• Exercise 1: In the entries, from the first line up to and including the line with "y-tick-label: 40 (21, 334, 38, 351)", swap "annotation" for "callout" and give those lines again with nothing else altered.

• Excerpted text:
--- Start ---
Marlpa (and variants) has been used in different ways by different sources - as an alternative name for Kalarku A2 (O'Grady, MS 3799) and Ngadjumaya A3 (Douglas 1968 and Oates 1975), and to refer to a language variety distinct from both of these.
Tindale (1974:243) reports that malba (A110) means 'circumcised and subincised ones' and is a 'name applied by Wudjari W41 to Kalaako A2 and other immediately northern tribes' (i.e. Kalamaia A4 and Ngadjunmaia A3). However, von Brandenstein (1970:3-4) says it means 'man' and identifies it as the name of one of six language varieties in the Dundas District area (the others being Mirning (Eucla) A9, Fraser Range A74, Norseman A99, Windaga A111 and Kallaagu A2).
--- End ---
• Exercise 2: Reproduce the text on the name Marlpa word for word, from "Marlpa (and variants)" up to and including "and Kallaagu A2).".

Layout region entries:
--- Start ---
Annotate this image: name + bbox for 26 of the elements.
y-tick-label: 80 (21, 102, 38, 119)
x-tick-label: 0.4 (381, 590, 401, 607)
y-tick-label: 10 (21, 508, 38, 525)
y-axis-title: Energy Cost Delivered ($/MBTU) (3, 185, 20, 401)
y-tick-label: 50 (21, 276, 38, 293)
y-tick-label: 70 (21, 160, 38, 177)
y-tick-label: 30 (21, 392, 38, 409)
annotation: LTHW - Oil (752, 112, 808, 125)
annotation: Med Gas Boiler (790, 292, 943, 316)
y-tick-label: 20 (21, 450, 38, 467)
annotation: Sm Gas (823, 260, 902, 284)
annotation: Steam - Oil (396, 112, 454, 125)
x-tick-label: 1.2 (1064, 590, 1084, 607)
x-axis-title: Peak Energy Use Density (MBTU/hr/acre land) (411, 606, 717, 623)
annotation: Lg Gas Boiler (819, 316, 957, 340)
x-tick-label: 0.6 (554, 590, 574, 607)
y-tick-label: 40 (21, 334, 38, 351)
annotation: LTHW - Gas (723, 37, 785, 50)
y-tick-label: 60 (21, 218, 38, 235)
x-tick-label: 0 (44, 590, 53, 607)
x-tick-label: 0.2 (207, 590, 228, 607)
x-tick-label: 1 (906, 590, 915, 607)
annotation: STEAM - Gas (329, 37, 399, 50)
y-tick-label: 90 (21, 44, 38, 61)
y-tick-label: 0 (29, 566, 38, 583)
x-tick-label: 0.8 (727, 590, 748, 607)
--- End ---
• Final answer 1:
Annotate this image: name + bbox for 26 of the elements.
y-tick-label: 80 (21, 102, 38, 119)
x-tick-label: 0.4 (381, 590, 401, 607)
y-tick-label: 10 (21, 508, 38, 525)
y-axis-title: Energy Cost Delivered ($/MBTU) (3, 185, 20, 401)
y-tick-label: 50 (21, 276, 38, 293)
y-tick-label: 70 (21, 160, 38, 177)
y-tick-label: 30 (21, 392, 38, 409)
callout: LTHW - Oil (752, 112, 808, 125)
callout: Med Gas Boiler (790, 292, 943, 316)
y-tick-label: 20 (21, 450, 38, 467)
callout: Sm Gas (823, 260, 902, 284)
callout: Steam - Oil (396, 112, 454, 125)
x-tick-label: 1.2 (1064, 590, 1084, 607)
x-axis-title: Peak Energy Use Density (MBTU/hr/acre land) (411, 606, 717, 623)
callout: Lg Gas Boiler (819, 316, 957, 340)
x-tick-label: 0.6 (554, 590, 574, 607)
y-tick-label: 40 (21, 334, 38, 351)

• Final answer 2:
Marlpa (and variants) has been used in different ways by different sources - as an alternative name for Kalarku A2 (O'Grady, MS 3799) and Ngadjumaya A3 (Douglas 1968 and Oates 1975), and to refer to a language variety distinct from both of these.
Tindale (1974:243) reports that malba (A110) means 'circumcised and subincised ones' and is a 'name applied by Wudjari W41 to Kalaako A2 and other immediately northern tribes' (i.e. Kalamaia A4 and Ngadjunmaia A3). However, von Brandenstein (1970:3-4) says it means 'man' and identifies it as the name of one of six language varieties in the Dundas District area (the others being Mirning (Eucla) A9, Fraser Range A74, Norseman A99, Windaga A111 and Kallaagu A2).